-- START PROVIDED RECORDS --

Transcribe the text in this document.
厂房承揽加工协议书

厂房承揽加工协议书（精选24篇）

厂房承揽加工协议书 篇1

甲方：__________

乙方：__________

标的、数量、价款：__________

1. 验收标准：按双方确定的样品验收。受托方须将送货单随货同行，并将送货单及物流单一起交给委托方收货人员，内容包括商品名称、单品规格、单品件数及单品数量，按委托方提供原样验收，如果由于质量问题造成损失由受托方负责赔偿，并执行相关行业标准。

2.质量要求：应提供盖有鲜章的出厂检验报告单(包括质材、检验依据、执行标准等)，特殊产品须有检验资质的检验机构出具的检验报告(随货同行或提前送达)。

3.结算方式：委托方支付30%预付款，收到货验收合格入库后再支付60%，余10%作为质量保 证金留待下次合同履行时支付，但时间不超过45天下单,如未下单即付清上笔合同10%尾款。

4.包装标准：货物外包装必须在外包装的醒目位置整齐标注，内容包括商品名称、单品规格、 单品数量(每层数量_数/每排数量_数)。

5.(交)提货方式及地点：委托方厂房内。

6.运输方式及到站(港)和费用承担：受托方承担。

-- END PROVIDED RECORDS --

## TO DO
Copy out the data shown above without altering anything.

## OUTPUT FOR THIS TASK
Transcribe the text in this document.
厂房承揽加工协议书

厂房承揽加工协议书（精选24篇）

厂房承揽加工协议书 篇1

甲方：__________

乙方：__________

标的、数量、价款：__________

1. 验收标准：按双方确定的样品验收。受托方须将送货单随货同行，并将送货单及物流单一起交给委托方收货人员，内容包括商品名称、单品规格、单品件数及单品数量，按委托方提供原样验收，如果由于质量问题造成损失由受托方负责赔偿，并执行相关行业标准。

2.质量要求：应提供盖有鲜章的出厂检验报告单(包括质材、检验依据、执行标准等)，特殊产品须有检验资质的检验机构出具的检验报告(随货同行或提前送达)。

3.结算方式：委托方支付30%预付款，收到货验收合格入库后再支付60%，余10%作为质量保 证金留待下次合同履行时支付，但时间不超过45天下单,如未下单即付清上笔合同10%尾款。

4.包装标准：货物外包装必须在外包装的醒目位置整齐标注，内容包括商品名称、单品规格、 单品数量(每层数量_数/每排数量_数)。

5.(交)提货方式及地点：委托方厂房内。

6.运输方式及到站(港)和费用承担：受托方承担。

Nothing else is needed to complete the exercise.